### [PROBLEM]
Reproduce the following material exactly, including every line.

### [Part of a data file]
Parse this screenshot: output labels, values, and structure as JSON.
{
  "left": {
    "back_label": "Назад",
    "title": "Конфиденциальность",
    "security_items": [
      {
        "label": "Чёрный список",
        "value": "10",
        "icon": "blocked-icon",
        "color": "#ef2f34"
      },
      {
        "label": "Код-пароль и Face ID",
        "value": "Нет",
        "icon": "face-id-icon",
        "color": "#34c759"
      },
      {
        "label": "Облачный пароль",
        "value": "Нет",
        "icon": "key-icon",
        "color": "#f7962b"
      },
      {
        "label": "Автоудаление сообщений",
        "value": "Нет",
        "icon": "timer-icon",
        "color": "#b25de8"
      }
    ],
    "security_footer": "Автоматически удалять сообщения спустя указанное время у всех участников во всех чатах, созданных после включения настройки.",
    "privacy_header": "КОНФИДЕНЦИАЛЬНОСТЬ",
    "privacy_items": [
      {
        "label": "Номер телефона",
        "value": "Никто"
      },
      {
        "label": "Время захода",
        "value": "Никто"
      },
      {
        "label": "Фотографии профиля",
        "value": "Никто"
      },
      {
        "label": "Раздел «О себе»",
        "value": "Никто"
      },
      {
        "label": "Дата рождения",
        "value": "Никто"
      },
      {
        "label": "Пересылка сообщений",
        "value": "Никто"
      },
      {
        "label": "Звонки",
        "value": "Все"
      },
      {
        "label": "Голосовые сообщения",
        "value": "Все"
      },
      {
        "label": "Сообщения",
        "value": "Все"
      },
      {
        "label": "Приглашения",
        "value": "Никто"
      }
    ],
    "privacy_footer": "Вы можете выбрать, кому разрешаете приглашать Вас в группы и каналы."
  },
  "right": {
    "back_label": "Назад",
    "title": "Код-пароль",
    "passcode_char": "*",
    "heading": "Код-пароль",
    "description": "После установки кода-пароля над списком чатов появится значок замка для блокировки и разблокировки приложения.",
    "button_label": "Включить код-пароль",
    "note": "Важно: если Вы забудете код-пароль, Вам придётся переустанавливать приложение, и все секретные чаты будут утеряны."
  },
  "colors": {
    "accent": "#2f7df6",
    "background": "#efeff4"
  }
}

### [WRITTEN RESPONSE]
Parse this screenshot: output labels, values, and structure as JSON.
{
  "left": {
    "back_label": "Назад",
    "title": "Конфиденциальность",
    "security_items": [
      {
        "label": "Чёрный список",
        "value": "10",
        "icon": "blocked-icon",
        "color": "#ef2f34"
      },
      {
        "label": "Код-пароль и Face ID",
        "value": "Нет",
        "icon": "face-id-icon",
        "color": "#34c759"
      },
      {
        "label": "Облачный пароль",
        "value": "Нет",
        "icon": "key-icon",
        "color": "#f7962b"
      },
      {
        "label": "Автоудаление сообщений",
        "value": "Нет",
        "icon": "timer-icon",
        "color": "#b25de8"
      }
    ],
    "security_footer": "Автоматически удалять сообщения спустя указанное время у всех участников во всех чатах, созданных после включения настройки.",
    "privacy_header": "КОНФИДЕНЦИАЛЬНОСТЬ",
    "privacy_items": [
      {
        "label": "Номер телефона",
        "value": "Никто"
      },
      {
        "label": "Время захода",
        "value": "Никто"
      },
      {
        "label": "Фотографии профиля",
        "value": "Никто"
      },
      {
        "label": "Раздел «О себе»",
        "value": "Никто"
      },
      {
        "label": "Дата рождения",
        "value": "Никто"
      },
      {
        "label": "Пересылка сообщений",
        "value": "Никто"
      },
      {
        "label": "Звонки",
        "value": "Все"
      },
      {
        "label": "Голосовые сообщения",
        "value": "Все"
      },
      {
        "label": "Сообщения",
        "value": "Все"
      },
      {
        "label": "Приглашения",
        "value": "Никто"
      }
    ],
    "privacy_footer": "Вы можете выбрать, кому разрешаете приглашать Вас в группы и каналы."
  },
  "right": {
    "back_label": "Назад",
    "title": "Код-пароль",
    "passcode_char": "*",
    "heading": "Код-пароль",
    "description": "После установки кода-пароля над списком чатов появится значок замка для блокировки и разблокировки приложения.",
    "button_label": "Включить код-пароль",
    "note": "Важно: если Вы забудете код-пароль, Вам придётся переустанавливать приложение, и все секретные чаты будут утеряны."
  },
  "colors": {
    "accent": "#2f7df6",
    "background": "#efeff4"
  }
}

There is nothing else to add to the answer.